## GIVEN INSTRUCTION:
The entries below should be transcribed in their entirety, exactly as written.

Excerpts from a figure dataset
====

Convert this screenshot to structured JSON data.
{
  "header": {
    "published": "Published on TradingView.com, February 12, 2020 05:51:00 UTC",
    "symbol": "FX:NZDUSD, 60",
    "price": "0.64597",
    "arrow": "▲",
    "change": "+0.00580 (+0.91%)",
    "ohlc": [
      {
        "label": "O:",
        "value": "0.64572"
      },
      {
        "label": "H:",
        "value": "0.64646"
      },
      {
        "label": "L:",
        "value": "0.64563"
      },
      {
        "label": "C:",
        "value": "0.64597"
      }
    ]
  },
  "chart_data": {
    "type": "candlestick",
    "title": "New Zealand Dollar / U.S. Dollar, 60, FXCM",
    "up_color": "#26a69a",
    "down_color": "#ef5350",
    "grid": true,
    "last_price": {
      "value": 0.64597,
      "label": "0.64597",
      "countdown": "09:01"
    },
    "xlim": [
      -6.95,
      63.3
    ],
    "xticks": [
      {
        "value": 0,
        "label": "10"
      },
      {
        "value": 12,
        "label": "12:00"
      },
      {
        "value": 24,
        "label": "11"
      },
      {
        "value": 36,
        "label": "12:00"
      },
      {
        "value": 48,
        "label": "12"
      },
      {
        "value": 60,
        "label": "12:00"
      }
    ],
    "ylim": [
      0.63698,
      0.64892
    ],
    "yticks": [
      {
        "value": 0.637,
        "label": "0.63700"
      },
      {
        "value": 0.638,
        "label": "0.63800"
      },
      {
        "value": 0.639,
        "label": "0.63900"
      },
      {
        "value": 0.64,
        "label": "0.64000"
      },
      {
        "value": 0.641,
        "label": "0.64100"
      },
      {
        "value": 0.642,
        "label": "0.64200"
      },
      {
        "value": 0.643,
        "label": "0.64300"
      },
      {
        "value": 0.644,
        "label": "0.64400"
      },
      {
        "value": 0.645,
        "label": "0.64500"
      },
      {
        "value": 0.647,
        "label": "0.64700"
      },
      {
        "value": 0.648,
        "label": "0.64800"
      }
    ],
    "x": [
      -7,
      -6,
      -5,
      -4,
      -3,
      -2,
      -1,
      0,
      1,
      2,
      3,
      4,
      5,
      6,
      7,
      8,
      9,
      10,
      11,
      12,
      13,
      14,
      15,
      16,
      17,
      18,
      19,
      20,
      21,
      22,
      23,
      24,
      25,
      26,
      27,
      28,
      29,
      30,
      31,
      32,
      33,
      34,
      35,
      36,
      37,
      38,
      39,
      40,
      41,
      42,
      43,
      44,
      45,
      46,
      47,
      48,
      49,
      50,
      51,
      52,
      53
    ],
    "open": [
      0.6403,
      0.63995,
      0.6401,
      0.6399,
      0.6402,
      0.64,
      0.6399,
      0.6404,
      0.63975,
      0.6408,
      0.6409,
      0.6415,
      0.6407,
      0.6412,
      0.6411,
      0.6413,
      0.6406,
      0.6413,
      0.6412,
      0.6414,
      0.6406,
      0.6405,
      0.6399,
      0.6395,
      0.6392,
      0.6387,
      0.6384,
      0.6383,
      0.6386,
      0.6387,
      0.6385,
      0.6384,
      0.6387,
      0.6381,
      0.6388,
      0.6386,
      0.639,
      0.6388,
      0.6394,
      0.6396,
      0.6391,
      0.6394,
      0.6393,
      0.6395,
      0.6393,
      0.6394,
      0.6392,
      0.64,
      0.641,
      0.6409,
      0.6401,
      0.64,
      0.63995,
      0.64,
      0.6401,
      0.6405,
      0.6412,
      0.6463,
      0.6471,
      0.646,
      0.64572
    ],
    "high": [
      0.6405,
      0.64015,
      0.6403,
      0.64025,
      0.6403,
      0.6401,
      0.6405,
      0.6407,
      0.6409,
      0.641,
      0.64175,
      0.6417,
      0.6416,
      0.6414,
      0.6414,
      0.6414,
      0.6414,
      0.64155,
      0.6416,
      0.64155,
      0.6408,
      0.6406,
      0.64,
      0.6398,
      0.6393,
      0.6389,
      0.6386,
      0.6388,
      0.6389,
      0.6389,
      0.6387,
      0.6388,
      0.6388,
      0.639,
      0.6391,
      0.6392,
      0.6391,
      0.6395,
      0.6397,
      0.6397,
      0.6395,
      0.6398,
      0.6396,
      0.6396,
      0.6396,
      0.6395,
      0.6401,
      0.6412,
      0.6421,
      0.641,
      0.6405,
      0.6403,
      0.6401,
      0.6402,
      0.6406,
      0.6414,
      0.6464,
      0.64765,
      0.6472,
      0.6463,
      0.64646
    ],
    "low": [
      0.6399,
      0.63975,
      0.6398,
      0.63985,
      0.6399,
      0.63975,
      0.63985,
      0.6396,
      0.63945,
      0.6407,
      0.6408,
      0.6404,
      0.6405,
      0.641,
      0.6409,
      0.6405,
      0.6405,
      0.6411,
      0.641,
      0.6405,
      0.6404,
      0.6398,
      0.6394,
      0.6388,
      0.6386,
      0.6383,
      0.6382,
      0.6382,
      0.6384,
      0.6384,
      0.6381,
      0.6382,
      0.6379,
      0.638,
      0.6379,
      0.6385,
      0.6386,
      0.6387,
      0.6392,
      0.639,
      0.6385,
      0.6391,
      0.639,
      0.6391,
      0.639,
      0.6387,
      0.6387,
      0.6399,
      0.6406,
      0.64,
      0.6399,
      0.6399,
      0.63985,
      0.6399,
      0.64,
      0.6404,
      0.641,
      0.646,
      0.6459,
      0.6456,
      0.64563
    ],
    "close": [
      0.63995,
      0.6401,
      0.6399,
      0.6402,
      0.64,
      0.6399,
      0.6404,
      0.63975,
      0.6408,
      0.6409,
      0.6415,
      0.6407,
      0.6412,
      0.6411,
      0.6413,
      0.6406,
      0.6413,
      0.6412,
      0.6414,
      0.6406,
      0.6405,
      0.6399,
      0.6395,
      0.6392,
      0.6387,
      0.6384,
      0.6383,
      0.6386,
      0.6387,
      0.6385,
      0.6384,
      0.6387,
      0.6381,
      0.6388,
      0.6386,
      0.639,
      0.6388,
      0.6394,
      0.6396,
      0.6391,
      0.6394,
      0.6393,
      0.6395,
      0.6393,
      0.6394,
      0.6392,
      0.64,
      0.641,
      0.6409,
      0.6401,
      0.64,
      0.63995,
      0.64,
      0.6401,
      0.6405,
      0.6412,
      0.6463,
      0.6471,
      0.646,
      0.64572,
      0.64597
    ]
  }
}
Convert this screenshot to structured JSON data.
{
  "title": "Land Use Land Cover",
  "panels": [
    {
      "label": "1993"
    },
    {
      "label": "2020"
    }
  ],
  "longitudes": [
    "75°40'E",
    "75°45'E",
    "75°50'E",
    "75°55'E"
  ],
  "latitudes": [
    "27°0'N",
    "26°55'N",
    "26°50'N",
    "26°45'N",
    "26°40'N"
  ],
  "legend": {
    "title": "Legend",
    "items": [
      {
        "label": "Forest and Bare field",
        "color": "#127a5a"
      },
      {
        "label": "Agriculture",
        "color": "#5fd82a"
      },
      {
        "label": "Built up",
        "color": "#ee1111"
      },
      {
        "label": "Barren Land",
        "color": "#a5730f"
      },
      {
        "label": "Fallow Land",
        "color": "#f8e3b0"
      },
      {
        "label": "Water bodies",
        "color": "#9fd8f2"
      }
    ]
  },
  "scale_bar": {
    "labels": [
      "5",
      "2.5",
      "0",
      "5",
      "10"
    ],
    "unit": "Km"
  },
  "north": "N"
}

====

## WRITTEN RESPONSE:
Convert this screenshot to structured JSON data.
{
  "header": {
    "published": "Published on TradingView.com, February 12, 2020 05:51:00 UTC",
    "symbol": "FX:NZDUSD, 60",
    "price": "0.64597",
    "arrow": "▲",
    "change": "+0.00580 (+0.91%)",
    "ohlc": [
      {
        "label": "O:",
        "value": "0.64572"
      },
      {
        "label": "H:",
        "value": "0.64646"
      },
      {
        "label": "L:",
        "value": "0.64563"
      },
      {
        "label": "C:",
        "value": "0.64597"
      }
    ]
  },
  "chart_data": {
    "type": "candlestick",
    "title": "New Zealand Dollar / U.S. Dollar, 60, FXCM",
    "up_color": "#26a69a",
    "down_color": "#ef5350",
    "grid": true,
    "last_price": {
      "value": 0.64597,
      "label": "0.64597",
      "countdown": "09:01"
    },
    "xlim": [
      -6.95,
      63.3
    ],
    "xticks": [
      {
        "value": 0,
        "label": "10"
      },
      {
        "value": 12,
        "label": "12:00"
      },
      {
        "value": 24,
        "label": "11"
      },
      {
        "value": 36,
        "label": "12:00"
      },
      {
        "value": 48,
        "label": "12"
      },
      {
        "value": 60,
        "label": "12:00"
      }
    ],
    "ylim": [
      0.63698,
      0.64892
    ],
    "yticks": [
      {
        "value": 0.637,
        "label": "0.63700"
      },
      {
        "value": 0.638,
        "label": "0.63800"
      },
      {
        "value": 0.639,
        "label": "0.63900"
      },
      {
        "value": 0.64,
        "label": "0.64000"
      },
      {
        "value": 0.641,
        "label": "0.64100"
      },
      {
        "value": 0.642,
        "label": "0.64200"
      },
      {
        "value": 0.643,
        "label": "0.64300"
      },
      {
        "value": 0.644,
        "label": "0.64400"
      },
      {
        "value": 0.645,
        "label": "0.64500"
      },
      {
        "value": 0.647,
        "label": "0.64700"
      },
      {
        "value": 0.648,
        "label": "0.64800"
      }
    ],
    "x": [
      -7,
      -6,
      -5,
      -4,
      -3,
      -2,
      -1,
      0,
      1,
      2,
      3,
      4,
      5,
      6,
      7,
      8,
      9,
      10,
      11,
      12,
      13,
      14,
      15,
      16,
      17,
      18,
      19,
      20,
      21,
      22,
      23,
      24,
      25,
      26,
      27,
      28,
      29,
      30,
      31,
      32,
      33,
      34,
      35,
      36,
      37,
      38,
      39,
      40,
      41,
      42,
      43,
      44,
      45,
      46,
      47,
      48,
      49,
      50,
      51,
      52,
      53
    ],
    "open": [
      0.6403,
      0.63995,
      0.6401,
      0.6399,
      0.6402,
      0.64,
      0.6399,
      0.6404,
      0.63975,
      0.6408,
      0.6409,
      0.6415,
      0.6407,
      0.6412,
      0.6411,
      0.6413,
      0.6406,
      0.6413,
      0.6412,
      0.6414,
      0.6406,
      0.6405,
      0.6399,
      0.6395,
      0.6392,
      0.6387,
      0.6384,
      0.6383,
      0.6386,
      0.6387,
      0.6385,
      0.6384,
      0.6387,
      0.6381,
      0.6388,
      0.6386,
      0.639,
      0.6388,
      0.6394,
      0.6396,
      0.6391,
      0.6394,
      0.6393,
      0.6395,
      0.6393,
      0.6394,
      0.6392,
      0.64,
      0.641,
      0.6409,
      0.6401,
      0.64,
      0.63995,
      0.64,
      0.6401,
      0.6405,
      0.6412,
      0.6463,
      0.6471,
      0.646,
      0.64572
    ],
    "high": [
      0.6405,
      0.64015,
      0.6403,
      0.64025,
      0.6403,
      0.6401,
      0.6405,
      0.6407,
      0.6409,
      0.641,
      0.64175,
      0.6417,
      0.6416,
      0.6414,
      0.6414,
      0.6414,
      0.6414,
      0.64155,
      0.6416,
      0.64155,
      0.6408,
      0.6406,
      0.64,
      0.6398,
      0.6393,
      0.6389,
      0.6386,
      0.6388,
      0.6389,
      0.6389,
      0.6387,
      0.6388,
      0.6388,
      0.639,
      0.6391,
      0.6392,
      0.6391,
      0.6395,
      0.6397,
      0.6397,
      0.6395,
      0.6398,
      0.6396,
      0.6396,
      0.6396,
      0.6395,
      0.6401,
      0.6412,
      0.6421,
      0.641,
      0.6405,
      0.6403,
      0.6401,
      0.6402,
      0.6406,
      0.6414,
      0.6464,
      0.64765,
      0.6472,
      0.6463,
      0.64646
    ],
    "low": [
      0.6399,
      0.63975,
      0.6398,
      0.63985,
      0.6399,
      0.63975,
      0.63985,
      0.6396,
      0.63945,
      0.6407,
      0.6408,
      0.6404,
      0.6405,
      0.641,
      0.6409,
      0.6405,
      0.6405,
      0.6411,
      0.641,
      0.6405,
      0.6404,
      0.6398,
      0.6394,
      0.6388,
      0.6386,
      0.6383,
      0.6382,
      0.6382,
      0.6384,
      0.6384,
      0.6381,
      0.6382,
      0.6379,
      0.638,
      0.6379,
      0.6385,
      0.6386,
      0.6387,
      0.6392,
      0.639,
      0.6385,
      0.6391,
      0.639,
      0.6391,
      0.639,
      0.6387,
      0.6387,
      0.6399,
      0.6406,
      0.64,
      0.6399,
      0.6399,
      0.63985,
      0.6399,
      0.64,
      0.6404,
      0.641,
      0.646,
      0.6459,
      0.6456,
      0.64563
    ],
    "close": [
      0.63995,
      0.6401,
      0.6399,
      0.6402,
      0.64,
      0.6399,
      0.6404,
      0.63975,
      0.6408,
      0.6409,
      0.6415,
      0.6407,
      0.6412,
      0.6411,
      0.6413,
      0.6406,
      0.6413,
      0.6412,
      0.6414,
      0.6406,
      0.6405,
      0.6399,
      0.6395,
      0.6392,
      0.6387,
      0.6384,
      0.6383,
      0.6386,
      0.6387,
      0.6385,
      0.6384,
      0.6387,
      0.6381,
      0.6388,
      0.6386,
      0.639,
      0.6388,
      0.6394,
      0.6396,
      0.6391,
      0.6394,
      0.6393,
      0.6395,
      0.6393,
      0.6394,
      0.6392,
      0.64,
      0.641,
      0.6409,
      0.6401,
      0.64,
      0.63995,
      0.64,
      0.6401,
      0.6405,
      0.6412,
      0.6463,
      0.6471,
      0.646,
      0.64572,
      0.64597
    ]
  }
}
Convert this screenshot to structured JSON data.
{
  "title": "Land Use Land Cover",
  "panels": [
    {
      "label": "1993"
    },
    {
      "label": "2020"
    }
  ],
  "longitudes": [
    "75°40'E",
    "75°45'E",
    "75°50'E",
    "75°55'E"
  ],
  "latitudes": [
    "27°0'N",
    "26°55'N",
    "26°50'N",
    "26°45'N",
    "26°40'N"
  ],
  "legend": {
    "title": "Legend",
    "items": [
      {
        "label": "Forest and Bare field",
        "color": "#127a5a"
      },
      {
        "label": "Agriculture",
        "color": "#5fd82a"
      },
      {
        "label": "Built up",
        "color": "#ee1111"
      },
      {
        "label": "Barren Land",
        "color": "#a5730f"
      },
      {
        "label": "Fallow Land",
        "color": "#f8e3b0"
      },
      {
        "label": "Water bodies",
        "color": "#9fd8f2"
      }
    ]
  },
  "scale_bar": {
    "labels": [
      "5",
      "2.5",
      "0",
      "5",
      "10"
    ],
    "unit": "Km"
  },
  "north": "N"
}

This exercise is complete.